-- Dataset records on visual material --
########

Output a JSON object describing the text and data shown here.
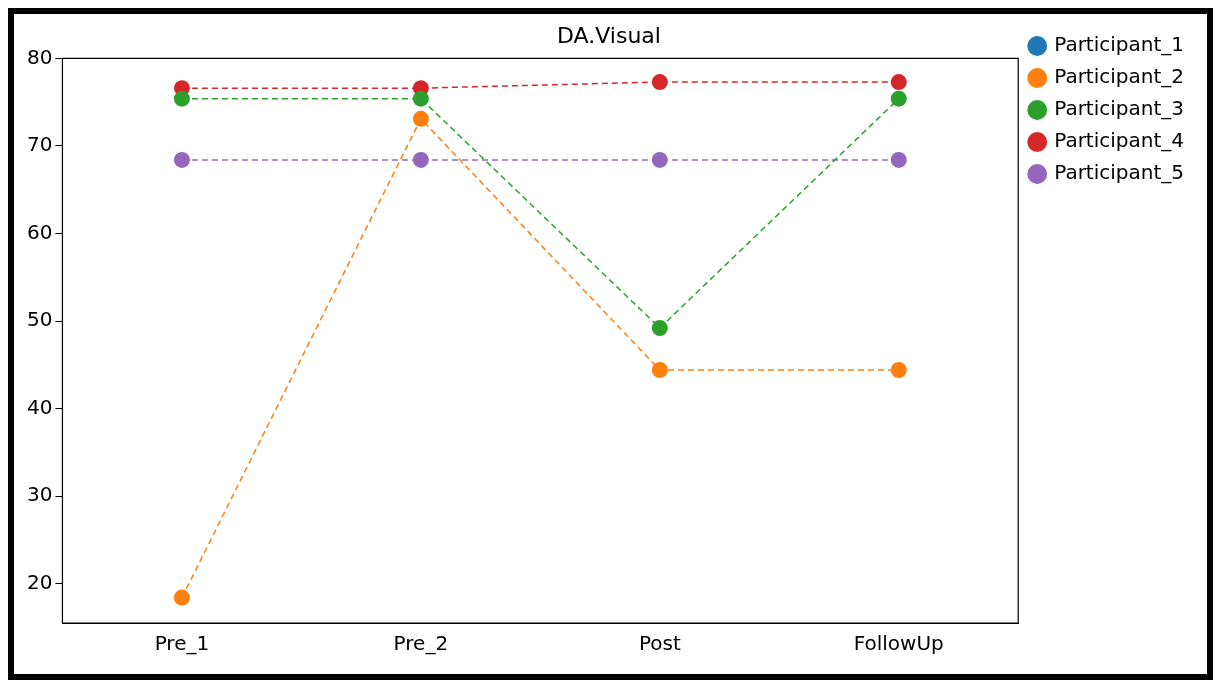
{
  "chart_data": {
    "type": "line",
    "title": "DA.Visual",
    "categories": [
      "Pre_1",
      "Pre_2",
      "Post",
      "FollowUp"
    ],
    "series": [
      {
        "name": "Participant_1",
        "color": "#1f77b4",
        "values": [
          null,
          null,
          null,
          null
        ]
      },
      {
        "name": "Participant_2",
        "color": "#ff7f0e",
        "values": [
          18.4,
          73.1,
          44.4,
          44.4
        ]
      },
      {
        "name": "Participant_3",
        "color": "#2ca02c",
        "values": [
          75.4,
          75.4,
          49.2,
          75.4
        ]
      },
      {
        "name": "Participant_4",
        "color": "#d62728",
        "values": [
          76.6,
          76.6,
          77.3,
          77.3
        ]
      },
      {
        "name": "Participant_5",
        "color": "#9467bd",
        "values": [
          68.4,
          68.4,
          68.4,
          68.4
        ]
      }
    ],
    "ylim": [
      15.5,
      80
    ],
    "yticks": [
      20,
      30,
      40,
      50,
      60,
      70,
      80
    ],
    "grid": false,
    "legend": "top right",
    "marker": "circle",
    "line_style": "dashed"
  }
}
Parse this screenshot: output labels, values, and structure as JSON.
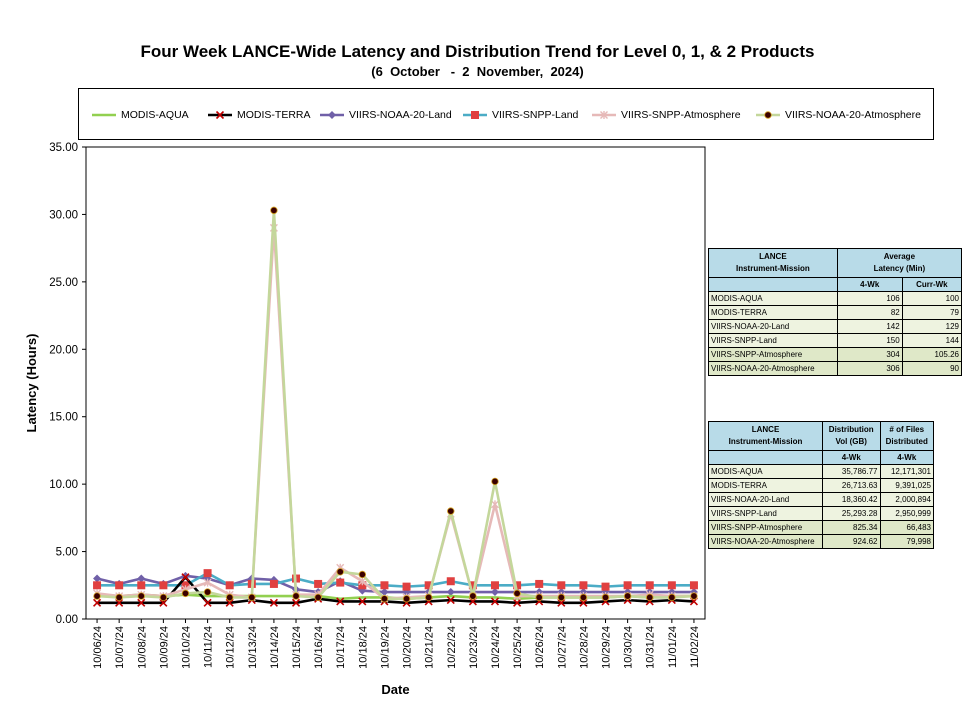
{
  "title": "Four Week LANCE-Wide Latency and Distribution Trend for Level 0, 1, & 2 Products",
  "subtitle": "(6  October   -  2  November,  2024)",
  "legend": [
    {
      "name": "MODIS-AQUA",
      "color": "#92d050",
      "marker": "none"
    },
    {
      "name": "MODIS-TERRA",
      "color": "#000000",
      "marker": "x",
      "marker_color": "#c00000"
    },
    {
      "name": "VIIRS-NOAA-20-Land",
      "color": "#7060a8",
      "marker": "diamond"
    },
    {
      "name": "VIIRS-SNPP-Land",
      "color": "#4bacc6",
      "marker": "square",
      "marker_color": "#e04040"
    },
    {
      "name": "VIIRS-SNPP-Atmosphere",
      "color": "#e6b9b8",
      "marker": "star"
    },
    {
      "name": "VIIRS-NOAA-20-Atmosphere",
      "color": "#c4d79b",
      "marker": "circle",
      "marker_color": "#3a0000"
    }
  ],
  "latency_table": {
    "header_col1": "LANCE\nInstrument-Mission",
    "header_col2": "Average\nLatency (Min)",
    "sub_a": "4-Wk",
    "sub_b": "Curr-Wk",
    "rows": [
      {
        "name": "MODIS-AQUA",
        "a": "106",
        "b": "100"
      },
      {
        "name": "MODIS-TERRA",
        "a": "82",
        "b": "79"
      },
      {
        "name": "VIIRS-NOAA-20-Land",
        "a": "142",
        "b": "129"
      },
      {
        "name": "VIIRS-SNPP-Land",
        "a": "150",
        "b": "144"
      },
      {
        "name": "VIIRS-SNPP-Atmosphere",
        "a": "304",
        "b": "105.26"
      },
      {
        "name": "VIIRS-NOAA-20-Atmosphere",
        "a": "306",
        "b": "90"
      }
    ]
  },
  "distribution_table": {
    "header_col1": "LANCE\nInstrument-Mission",
    "header_col2": "Distribution\nVol (GB)",
    "header_col3": "# of Files\nDistributed",
    "sub_a": "4-Wk",
    "sub_b": "4-Wk",
    "rows": [
      {
        "name": "MODIS-AQUA",
        "a": "35,786.77",
        "b": "12,171,301"
      },
      {
        "name": "MODIS-TERRA",
        "a": "26,713.63",
        "b": "9,391,025"
      },
      {
        "name": "VIIRS-NOAA-20-Land",
        "a": "18,360.42",
        "b": "2,000,894"
      },
      {
        "name": "VIIRS-SNPP-Land",
        "a": "25,293.28",
        "b": "2,950,999"
      },
      {
        "name": "VIIRS-SNPP-Atmosphere",
        "a": "825.34",
        "b": "66,483"
      },
      {
        "name": "VIIRS-NOAA-20-Atmosphere",
        "a": "924.62",
        "b": "79,998"
      }
    ]
  },
  "chart_data": {
    "type": "line",
    "xlabel": "Date",
    "ylabel": "Latency (Hours)",
    "ylim": [
      0,
      35
    ],
    "yticks": [
      "0.00",
      "5.00",
      "10.00",
      "15.00",
      "20.00",
      "25.00",
      "30.00",
      "35.00"
    ],
    "grid": false,
    "legend_position": "top",
    "categories": [
      "10/06/24",
      "10/07/24",
      "10/08/24",
      "10/09/24",
      "10/10/24",
      "10/11/24",
      "10/12/24",
      "10/13/24",
      "10/14/24",
      "10/15/24",
      "10/16/24",
      "10/17/24",
      "10/18/24",
      "10/19/24",
      "10/20/24",
      "10/21/24",
      "10/22/24",
      "10/23/24",
      "10/24/24",
      "10/25/24",
      "10/26/24",
      "10/27/24",
      "10/28/24",
      "10/29/24",
      "10/30/24",
      "10/31/24",
      "11/01/24",
      "11/02/24"
    ],
    "series": [
      {
        "name": "MODIS-AQUA",
        "values": [
          1.8,
          1.7,
          1.8,
          1.7,
          1.8,
          1.7,
          1.7,
          1.7,
          1.7,
          1.7,
          1.7,
          1.5,
          1.6,
          1.6,
          1.5,
          1.6,
          1.7,
          1.6,
          1.6,
          1.5,
          1.6,
          1.6,
          1.6,
          1.6,
          1.7,
          1.6,
          1.7,
          1.7
        ]
      },
      {
        "name": "MODIS-TERRA",
        "values": [
          1.2,
          1.2,
          1.2,
          1.2,
          3.1,
          1.2,
          1.2,
          1.4,
          1.2,
          1.2,
          1.5,
          1.3,
          1.3,
          1.3,
          1.2,
          1.3,
          1.4,
          1.3,
          1.3,
          1.2,
          1.3,
          1.2,
          1.2,
          1.3,
          1.4,
          1.3,
          1.4,
          1.3
        ]
      },
      {
        "name": "VIIRS-NOAA-20-Land",
        "values": [
          3.0,
          2.6,
          3.0,
          2.6,
          3.2,
          3.0,
          2.5,
          3.0,
          2.9,
          2.2,
          2.0,
          2.8,
          2.1,
          2.0,
          2.0,
          2.0,
          2.0,
          2.0,
          2.0,
          2.0,
          2.0,
          2.0,
          2.0,
          2.0,
          2.0,
          2.0,
          2.0,
          2.0
        ]
      },
      {
        "name": "VIIRS-SNPP-Land",
        "values": [
          2.5,
          2.5,
          2.5,
          2.5,
          2.5,
          3.4,
          2.5,
          2.6,
          2.6,
          3.0,
          2.6,
          2.7,
          2.5,
          2.5,
          2.4,
          2.5,
          2.8,
          2.5,
          2.5,
          2.5,
          2.6,
          2.5,
          2.5,
          2.4,
          2.5,
          2.5,
          2.5,
          2.5
        ]
      },
      {
        "name": "VIIRS-SNPP-Atmosphere",
        "values": [
          1.9,
          1.7,
          1.8,
          1.7,
          2.2,
          2.7,
          1.8,
          1.6,
          29.0,
          1.8,
          1.8,
          3.8,
          2.8,
          1.5,
          1.6,
          1.7,
          7.8,
          1.7,
          8.5,
          1.7,
          1.7,
          1.7,
          1.7,
          1.7,
          1.7,
          1.8,
          1.7,
          1.7
        ]
      },
      {
        "name": "VIIRS-NOAA-20-Atmosphere",
        "values": [
          1.7,
          1.6,
          1.7,
          1.6,
          1.9,
          2.0,
          1.6,
          1.6,
          30.3,
          1.7,
          1.6,
          3.5,
          3.3,
          1.5,
          1.5,
          1.6,
          8.0,
          1.7,
          10.2,
          1.9,
          1.6,
          1.6,
          1.6,
          1.6,
          1.7,
          1.6,
          1.6,
          1.7
        ]
      }
    ]
  }
}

########

-- EXERCISE OBJECTIVE --
Reproduce all of the entries word for word, skipping any pictures they hold.

-- WRITTEN ANSWER --
Output a JSON object describing the text and data shown here.
{
  "chart_data": {
    "type": "line",
    "title": "DA.Visual",
    "categories": [
      "Pre_1",
      "Pre_2",
      "Post",
      "FollowUp"
    ],
    "series": [
      {
        "name": "Participant_1",
        "color": "#1f77b4",
        "values": [
          null,
          null,
          null,
          null
        ]
      },
      {
        "name": "Participant_2",
        "color": "#ff7f0e",
        "values": [
          18.4,
          73.1,
          44.4,
          44.4
        ]
      },
      {
        "name": "Participant_3",
        "color": "#2ca02c",
        "values": [
          75.4,
          75.4,
          49.2,
          75.4
        ]
      },
      {
        "name": "Participant_4",
        "color": "#d62728",
        "values": [
          76.6,
          76.6,
          77.3,
          77.3
        ]
      },
      {
        "name": "Participant_5",
        "color": "#9467bd",
        "values": [
          68.4,
          68.4,
          68.4,
          68.4
        ]
      }
    ],
    "ylim": [
      15.5,
      80
    ],
    "yticks": [
      20,
      30,
      40,
      50,
      60,
      70,
      80
    ],
    "grid": false,
    "legend": "top right",
    "marker": "circle",
    "line_style": "dashed"
  }
}
Parse this screenshot: output labels, values, and structure as JSON.
{
  "title": "Four Week LANCE-Wide Latency and Distribution Trend for Level 0, 1, & 2 Products",
  "subtitle": "(6  October   -  2  November,  2024)",
  "legend": [
    {
      "name": "MODIS-AQUA",
      "color": "#92d050",
      "marker": "none"
    },
    {
      "name": "MODIS-TERRA",
      "color": "#000000",
      "marker": "x",
      "marker_color": "#c00000"
    },
    {
      "name": "VIIRS-NOAA-20-Land",
      "color": "#7060a8",
      "marker": "diamond"
    },
    {
      "name": "VIIRS-SNPP-Land",
      "color": "#4bacc6",
      "marker": "square",
      "marker_color": "#e04040"
    },
    {
      "name": "VIIRS-SNPP-Atmosphere",
      "color": "#e6b9b8",
      "marker": "star"
    },
    {
      "name": "VIIRS-NOAA-20-Atmosphere",
      "color": "#c4d79b",
      "marker": "circle",
      "marker_color": "#3a0000"
    }
  ],
  "latency_table": {
    "header_col1": "LANCE\nInstrument-Mission",
    "header_col2": "Average\nLatency (Min)",
    "sub_a": "4-Wk",
    "sub_b": "Curr-Wk",
    "rows": [
      {
        "name": "MODIS-AQUA",
        "a": "106",
        "b": "100"
      },
      {
        "name": "MODIS-TERRA",
        "a": "82",
        "b": "79"
      },
      {
        "name": "VIIRS-NOAA-20-Land",
        "a": "142",
        "b": "129"
      },
      {
        "name": "VIIRS-SNPP-Land",
        "a": "150",
        "b": "144"
      },
      {
        "name": "VIIRS-SNPP-Atmosphere",
        "a": "304",
        "b": "105.26"
      },
      {
        "name": "VIIRS-NOAA-20-Atmosphere",
        "a": "306",
        "b": "90"
      }
    ]
  },
  "distribution_table": {
    "header_col1": "LANCE\nInstrument-Mission",
    "header_col2": "Distribution\nVol (GB)",
    "header_col3": "# of Files\nDistributed",
    "sub_a": "4-Wk",
    "sub_b": "4-Wk",
    "rows": [
      {
        "name": "MODIS-AQUA",
        "a": "35,786.77",
        "b": "12,171,301"
      },
      {
        "name": "MODIS-TERRA",
        "a": "26,713.63",
        "b": "9,391,025"
      },
      {
        "name": "VIIRS-NOAA-20-Land",
        "a": "18,360.42",
        "b": "2,000,894"
      },
      {
        "name": "VIIRS-SNPP-Land",
        "a": "25,293.28",
        "b": "2,950,999"
      },
      {
        "name": "VIIRS-SNPP-Atmosphere",
        "a": "825.34",
        "b": "66,483"
      },
      {
        "name": "VIIRS-NOAA-20-Atmosphere",
        "a": "924.62",
        "b": "79,998"
      }
    ]
  },
  "chart_data": {
    "type": "line",
    "xlabel": "Date",
    "ylabel": "Latency (Hours)",
    "ylim": [
      0,
      35
    ],
    "yticks": [
      "0.00",
      "5.00",
      "10.00",
      "15.00",
      "20.00",
      "25.00",
      "30.00",
      "35.00"
    ],
    "grid": false,
    "legend_position": "top",
    "categories": [
      "10/06/24",
      "10/07/24",
      "10/08/24",
      "10/09/24",
      "10/10/24",
      "10/11/24",
      "10/12/24",
      "10/13/24",
      "10/14/24",
      "10/15/24",
      "10/16/24",
      "10/17/24",
      "10/18/24",
      "10/19/24",
      "10/20/24",
      "10/21/24",
      "10/22/24",
      "10/23/24",
      "10/24/24",
      "10/25/24",
      "10/26/24",
      "10/27/24",
      "10/28/24",
      "10/29/24",
      "10/30/24",
      "10/31/24",
      "11/01/24",
      "11/02/24"
    ],
    "series": [
      {
        "name": "MODIS-AQUA",
        "values": [
          1.8,
          1.7,
          1.8,
          1.7,
          1.8,
          1.7,
          1.7,
          1.7,
          1.7,
          1.7,
          1.7,
          1.5,
          1.6,
          1.6,
          1.5,
          1.6,
          1.7,
          1.6,
          1.6,
          1.5,
          1.6,
          1.6,
          1.6,
          1.6,
          1.7,
          1.6,
          1.7,
          1.7
        ]
      },
      {
        "name": "MODIS-TERRA",
        "values": [
          1.2,
          1.2,
          1.2,
          1.2,
          3.1,
          1.2,
          1.2,
          1.4,
          1.2,
          1.2,
          1.5,
          1.3,
          1.3,
          1.3,
          1.2,
          1.3,
          1.4,
          1.3,
          1.3,
          1.2,
          1.3,
          1.2,
          1.2,
          1.3,
          1.4,
          1.3,
          1.4,
          1.3
        ]
      },
      {
        "name": "VIIRS-NOAA-20-Land",
        "values": [
          3.0,
          2.6,
          3.0,
          2.6,
          3.2,
          3.0,
          2.5,
          3.0,
          2.9,
          2.2,
          2.0,
          2.8,
          2.1,
          2.0,
          2.0,
          2.0,
          2.0,
          2.0,
          2.0,
          2.0,
          2.0,
          2.0,
          2.0,
          2.0,
          2.0,
          2.0,
          2.0,
          2.0
        ]
      },
      {
        "name": "VIIRS-SNPP-Land",
        "values": [
          2.5,
          2.5,
          2.5,
          2.5,
          2.5,
          3.4,
          2.5,
          2.6,
          2.6,
          3.0,
          2.6,
          2.7,
          2.5,
          2.5,
          2.4,
          2.5,
          2.8,
          2.5,
          2.5,
          2.5,
          2.6,
          2.5,
          2.5,
          2.4,
          2.5,
          2.5,
          2.5,
          2.5
        ]
      },
      {
        "name": "VIIRS-SNPP-Atmosphere",
        "values": [
          1.9,
          1.7,
          1.8,
          1.7,
          2.2,
          2.7,
          1.8,
          1.6,
          29.0,
          1.8,
          1.8,
          3.8,
          2.8,
          1.5,
          1.6,
          1.7,
          7.8,
          1.7,
          8.5,
          1.7,
          1.7,
          1.7,
          1.7,
          1.7,
          1.7,
          1.8,
          1.7,
          1.7
        ]
      },
      {
        "name": "VIIRS-NOAA-20-Atmosphere",
        "values": [
          1.7,
          1.6,
          1.7,
          1.6,
          1.9,
          2.0,
          1.6,
          1.6,
          30.3,
          1.7,
          1.6,
          3.5,
          3.3,
          1.5,
          1.5,
          1.6,
          8.0,
          1.7,
          10.2,
          1.9,
          1.6,
          1.6,
          1.6,
          1.6,
          1.7,
          1.6,
          1.6,
          1.7
        ]
      }
    ]
  }
}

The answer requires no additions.